→ **TÂCHES À EFFECTUER**:
**A)** D'après l'entretien, à quoi le rôle de la femme était-il cantonné dans la génération des grands-parents ?
**B)** Relevez, dans l'ordre où ils apparaissent, tous les adverbes en « -ment » que contient l'entretien.
**C)** Reproduisez le passage de l'entretien commençant par « Mais pensez-vous vraiment » et se poursuivant jusqu'à « d’égalité des salaires. ».

→ **PASSAGE RETENU**:
%%

Est-ce en cela que ce couple était avant-gardiste finalement?

Ils ont osé bousculer complètement les normes de genre. Ce qui était totalement inhabituel pour l’époque. Si je regarde la génération de mes grands-parents, le rôle de la femme était cantonné à la cuisine et à l’éducation des enfants. Leur relation était de ce point de vue révolutionnaire.

Mais pensez-vous vraiment que les choses aient changé? Les enquêtes récentes démontrent encore que les tâches ménagères incombent toujours plus souvent aux femmes qu’aux hommes dans un couple…

Je sais et c’est assez déprimant. On aurait pu penser que ce film aurait un petit côté nostalgique, que l’on pourrait se dire :  » oh regardez comment c’était avant « . Mais nous nous sommes rendu compte pendant le tournage que ce qui est montré reste toujours d’actualité. Il est indéniable que les choses changent mais hélas pas aussi rapidement qu’on le voudrait. Aujourd’hui, l’égalité homme-femme reste encore à conquérir ne serait-ce qu’en matière d’égalité des salaires.

%%

Listes d'éléments et de leurs cadres:
%%

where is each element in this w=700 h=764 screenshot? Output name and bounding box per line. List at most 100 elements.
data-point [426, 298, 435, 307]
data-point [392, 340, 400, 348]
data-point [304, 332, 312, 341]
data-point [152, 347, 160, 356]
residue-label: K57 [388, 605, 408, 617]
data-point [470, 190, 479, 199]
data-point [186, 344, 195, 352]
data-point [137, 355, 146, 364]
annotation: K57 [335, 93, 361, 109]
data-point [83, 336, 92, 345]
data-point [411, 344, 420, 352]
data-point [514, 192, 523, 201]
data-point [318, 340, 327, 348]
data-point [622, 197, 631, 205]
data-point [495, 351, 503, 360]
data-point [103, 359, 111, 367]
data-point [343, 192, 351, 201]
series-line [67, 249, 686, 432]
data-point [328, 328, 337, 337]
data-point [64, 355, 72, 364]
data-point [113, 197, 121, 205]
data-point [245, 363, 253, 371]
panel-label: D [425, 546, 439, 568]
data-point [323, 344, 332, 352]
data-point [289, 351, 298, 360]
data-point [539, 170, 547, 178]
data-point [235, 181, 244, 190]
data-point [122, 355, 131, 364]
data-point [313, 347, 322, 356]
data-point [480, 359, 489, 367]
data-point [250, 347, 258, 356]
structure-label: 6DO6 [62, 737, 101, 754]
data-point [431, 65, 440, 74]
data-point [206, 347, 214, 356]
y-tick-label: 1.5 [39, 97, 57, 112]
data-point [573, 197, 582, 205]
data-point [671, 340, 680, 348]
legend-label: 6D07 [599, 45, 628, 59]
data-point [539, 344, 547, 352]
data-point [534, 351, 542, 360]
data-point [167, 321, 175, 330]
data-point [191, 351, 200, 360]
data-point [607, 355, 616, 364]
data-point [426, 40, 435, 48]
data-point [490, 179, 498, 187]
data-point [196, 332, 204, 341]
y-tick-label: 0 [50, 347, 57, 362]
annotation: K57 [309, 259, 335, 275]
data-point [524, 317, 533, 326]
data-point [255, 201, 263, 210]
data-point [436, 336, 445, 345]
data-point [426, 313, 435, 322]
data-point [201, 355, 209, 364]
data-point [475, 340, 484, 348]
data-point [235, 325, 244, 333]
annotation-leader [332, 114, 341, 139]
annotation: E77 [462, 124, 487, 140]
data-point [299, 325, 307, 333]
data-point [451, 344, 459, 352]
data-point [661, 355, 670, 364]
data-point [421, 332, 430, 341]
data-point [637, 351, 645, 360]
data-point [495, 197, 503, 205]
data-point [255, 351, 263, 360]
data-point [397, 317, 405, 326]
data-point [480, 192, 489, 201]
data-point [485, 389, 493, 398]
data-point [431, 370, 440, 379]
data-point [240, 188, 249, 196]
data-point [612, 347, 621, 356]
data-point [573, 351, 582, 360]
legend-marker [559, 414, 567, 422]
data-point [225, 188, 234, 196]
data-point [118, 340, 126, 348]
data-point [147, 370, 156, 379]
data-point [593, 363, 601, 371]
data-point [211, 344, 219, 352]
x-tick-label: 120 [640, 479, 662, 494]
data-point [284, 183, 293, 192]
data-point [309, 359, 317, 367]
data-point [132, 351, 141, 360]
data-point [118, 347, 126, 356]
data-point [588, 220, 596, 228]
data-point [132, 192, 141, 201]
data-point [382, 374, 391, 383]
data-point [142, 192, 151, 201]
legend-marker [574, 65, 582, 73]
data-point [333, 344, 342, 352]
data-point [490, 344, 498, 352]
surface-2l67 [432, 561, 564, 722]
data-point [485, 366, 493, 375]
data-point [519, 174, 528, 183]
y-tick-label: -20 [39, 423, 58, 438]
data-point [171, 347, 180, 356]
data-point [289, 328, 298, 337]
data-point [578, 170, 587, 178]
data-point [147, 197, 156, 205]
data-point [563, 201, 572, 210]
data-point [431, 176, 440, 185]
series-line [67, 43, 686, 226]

%%
%%

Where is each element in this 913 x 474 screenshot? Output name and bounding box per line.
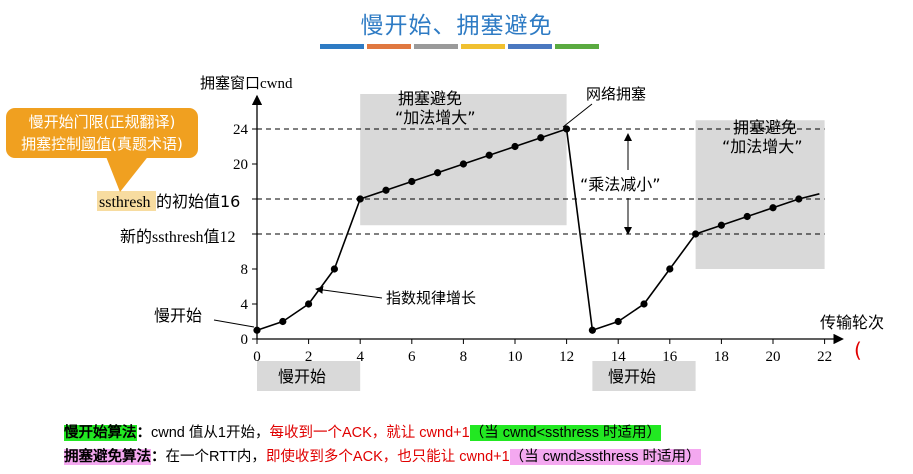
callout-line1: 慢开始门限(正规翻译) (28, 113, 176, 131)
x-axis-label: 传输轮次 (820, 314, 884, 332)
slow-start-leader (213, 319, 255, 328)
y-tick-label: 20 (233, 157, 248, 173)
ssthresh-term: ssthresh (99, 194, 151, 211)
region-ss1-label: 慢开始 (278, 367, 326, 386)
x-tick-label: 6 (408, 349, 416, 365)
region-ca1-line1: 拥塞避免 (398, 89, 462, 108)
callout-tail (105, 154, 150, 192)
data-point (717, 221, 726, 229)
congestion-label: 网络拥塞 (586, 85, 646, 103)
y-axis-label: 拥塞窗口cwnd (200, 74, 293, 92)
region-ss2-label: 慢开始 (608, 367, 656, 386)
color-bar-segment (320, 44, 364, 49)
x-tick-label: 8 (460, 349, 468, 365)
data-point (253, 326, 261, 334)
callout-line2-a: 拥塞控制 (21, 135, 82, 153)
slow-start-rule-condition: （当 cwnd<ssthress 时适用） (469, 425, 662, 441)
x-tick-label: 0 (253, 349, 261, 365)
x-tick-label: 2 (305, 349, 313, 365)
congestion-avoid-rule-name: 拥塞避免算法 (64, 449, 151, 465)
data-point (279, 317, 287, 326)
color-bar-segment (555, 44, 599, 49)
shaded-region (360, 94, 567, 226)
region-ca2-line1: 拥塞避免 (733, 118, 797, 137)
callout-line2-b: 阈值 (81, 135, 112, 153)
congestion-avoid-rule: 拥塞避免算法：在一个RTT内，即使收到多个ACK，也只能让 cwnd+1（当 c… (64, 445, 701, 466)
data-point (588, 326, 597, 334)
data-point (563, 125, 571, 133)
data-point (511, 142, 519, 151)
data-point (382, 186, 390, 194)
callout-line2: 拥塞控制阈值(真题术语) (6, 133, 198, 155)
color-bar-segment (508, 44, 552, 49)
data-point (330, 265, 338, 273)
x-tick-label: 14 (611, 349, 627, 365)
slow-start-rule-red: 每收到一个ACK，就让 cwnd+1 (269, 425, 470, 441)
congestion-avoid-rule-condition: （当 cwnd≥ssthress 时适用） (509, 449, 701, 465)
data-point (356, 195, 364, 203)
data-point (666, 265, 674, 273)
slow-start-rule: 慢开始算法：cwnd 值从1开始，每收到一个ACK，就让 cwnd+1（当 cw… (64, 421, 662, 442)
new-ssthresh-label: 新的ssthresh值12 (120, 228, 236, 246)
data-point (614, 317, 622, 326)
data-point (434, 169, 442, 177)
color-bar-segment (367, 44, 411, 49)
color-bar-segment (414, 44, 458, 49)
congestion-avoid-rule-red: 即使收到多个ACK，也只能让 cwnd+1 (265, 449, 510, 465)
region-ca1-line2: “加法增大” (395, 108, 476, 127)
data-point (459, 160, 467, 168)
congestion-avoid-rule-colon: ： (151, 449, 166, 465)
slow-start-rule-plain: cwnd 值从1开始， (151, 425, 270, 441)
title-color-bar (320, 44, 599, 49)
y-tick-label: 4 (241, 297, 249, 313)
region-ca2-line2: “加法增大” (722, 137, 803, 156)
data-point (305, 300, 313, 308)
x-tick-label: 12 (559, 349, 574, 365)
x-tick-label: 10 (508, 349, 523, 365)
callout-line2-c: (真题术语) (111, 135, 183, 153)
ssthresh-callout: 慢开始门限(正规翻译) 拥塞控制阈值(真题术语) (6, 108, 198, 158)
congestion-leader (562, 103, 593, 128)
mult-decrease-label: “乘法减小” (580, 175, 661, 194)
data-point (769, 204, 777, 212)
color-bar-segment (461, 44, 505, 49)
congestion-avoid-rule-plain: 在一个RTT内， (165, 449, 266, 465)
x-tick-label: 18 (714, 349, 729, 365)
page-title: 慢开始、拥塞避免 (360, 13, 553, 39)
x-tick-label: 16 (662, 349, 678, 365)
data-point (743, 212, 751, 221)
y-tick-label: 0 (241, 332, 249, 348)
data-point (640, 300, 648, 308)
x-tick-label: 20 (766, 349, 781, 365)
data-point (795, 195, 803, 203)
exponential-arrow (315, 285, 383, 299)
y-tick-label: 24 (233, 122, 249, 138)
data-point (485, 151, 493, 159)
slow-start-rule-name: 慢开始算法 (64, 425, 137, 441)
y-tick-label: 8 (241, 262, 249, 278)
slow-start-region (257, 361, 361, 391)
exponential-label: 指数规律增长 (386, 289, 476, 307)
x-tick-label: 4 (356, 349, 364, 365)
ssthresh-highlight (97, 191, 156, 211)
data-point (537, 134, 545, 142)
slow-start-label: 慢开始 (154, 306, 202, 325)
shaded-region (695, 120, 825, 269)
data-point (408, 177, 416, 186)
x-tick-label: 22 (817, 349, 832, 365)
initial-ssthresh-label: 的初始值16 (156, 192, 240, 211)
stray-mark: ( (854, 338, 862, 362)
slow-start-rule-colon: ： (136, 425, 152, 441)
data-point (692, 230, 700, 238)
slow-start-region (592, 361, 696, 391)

%%

→ **RÉSULTATS PAR TÂCHE**:
**A)** À la cuisine et à l'éducation des enfants.

**B)** finalement, complètement, totalement, vraiment, rapidement

**C)**
Mais pensez-vous vraiment que les choses aient changé? Les enquêtes récentes démontrent encore que les tâches ménagères incombent toujours plus souvent aux femmes qu’aux hommes dans un couple…

Je sais et c’est assez déprimant. On aurait pu penser que ce film aurait un petit côté nostalgique, que l’on pourrait se dire :  » oh regardez comment c’était avant « . Mais nous nous sommes rendu compte pendant le tournage que ce qui est montré reste toujours d’actualité. Il est indéniable que les choses changent mais hélas pas aussi rapidement qu’on le voudrait. Aujourd’hui, l’égalité homme-femme reste encore à conquérir ne serait-ce qu’en matière d’égalité des salaires.